WHAT TO WORK ON: Repeat the whole listing exactly.

++++++

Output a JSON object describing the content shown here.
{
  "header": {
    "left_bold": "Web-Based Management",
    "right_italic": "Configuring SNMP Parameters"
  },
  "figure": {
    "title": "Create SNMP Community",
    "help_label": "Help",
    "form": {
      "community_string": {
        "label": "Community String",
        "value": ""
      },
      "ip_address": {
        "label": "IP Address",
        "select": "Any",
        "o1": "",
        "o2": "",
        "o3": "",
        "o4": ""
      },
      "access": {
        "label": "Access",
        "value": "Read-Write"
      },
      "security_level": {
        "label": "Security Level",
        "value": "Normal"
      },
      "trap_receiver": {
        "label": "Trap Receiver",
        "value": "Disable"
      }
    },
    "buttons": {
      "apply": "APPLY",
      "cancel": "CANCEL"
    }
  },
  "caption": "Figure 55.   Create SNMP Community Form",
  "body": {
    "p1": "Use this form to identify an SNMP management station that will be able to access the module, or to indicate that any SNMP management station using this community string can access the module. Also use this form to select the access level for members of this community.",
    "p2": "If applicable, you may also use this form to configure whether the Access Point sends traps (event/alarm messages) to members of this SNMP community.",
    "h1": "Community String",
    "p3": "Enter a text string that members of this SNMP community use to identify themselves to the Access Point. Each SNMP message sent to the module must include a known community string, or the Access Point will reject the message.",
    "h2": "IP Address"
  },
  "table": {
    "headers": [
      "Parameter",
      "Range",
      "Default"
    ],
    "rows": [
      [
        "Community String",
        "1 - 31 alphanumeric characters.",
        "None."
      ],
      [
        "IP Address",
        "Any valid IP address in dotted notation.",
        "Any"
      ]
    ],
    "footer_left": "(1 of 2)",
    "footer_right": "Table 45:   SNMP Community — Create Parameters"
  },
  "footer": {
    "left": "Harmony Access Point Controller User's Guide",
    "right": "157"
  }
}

++++++

REPLY:
Output a JSON object describing the content shown here.
{
  "header": {
    "left_bold": "Web-Based Management",
    "right_italic": "Configuring SNMP Parameters"
  },
  "figure": {
    "title": "Create SNMP Community",
    "help_label": "Help",
    "form": {
      "community_string": {
        "label": "Community String",
        "value": ""
      },
      "ip_address": {
        "label": "IP Address",
        "select": "Any",
        "o1": "",
        "o2": "",
        "o3": "",
        "o4": ""
      },
      "access": {
        "label": "Access",
        "value": "Read-Write"
      },
      "security_level": {
        "label": "Security Level",
        "value": "Normal"
      },
      "trap_receiver": {
        "label": "Trap Receiver",
        "value": "Disable"
      }
    },
    "buttons": {
      "apply": "APPLY",
      "cancel": "CANCEL"
    }
  },
  "caption": "Figure 55.   Create SNMP Community Form",
  "body": {
    "p1": "Use this form to identify an SNMP management station that will be able to access the module, or to indicate that any SNMP management station using this community string can access the module. Also use this form to select the access level for members of this community.",
    "p2": "If applicable, you may also use this form to configure whether the Access Point sends traps (event/alarm messages) to members of this SNMP community.",
    "h1": "Community String",
    "p3": "Enter a text string that members of this SNMP community use to identify themselves to the Access Point. Each SNMP message sent to the module must include a known community string, or the Access Point will reject the message.",
    "h2": "IP Address"
  },
  "table": {
    "headers": [
      "Parameter",
      "Range",
      "Default"
    ],
    "rows": [
      [
        "Community String",
        "1 - 31 alphanumeric characters.",
        "None."
      ],
      [
        "IP Address",
        "Any valid IP address in dotted notation.",
        "Any"
      ]
    ],
    "footer_left": "(1 of 2)",
    "footer_right": "Table 45:   SNMP Community — Create Parameters"
  },
  "footer": {
    "left": "Harmony Access Point Controller User's Guide",
    "right": "157"
  }
}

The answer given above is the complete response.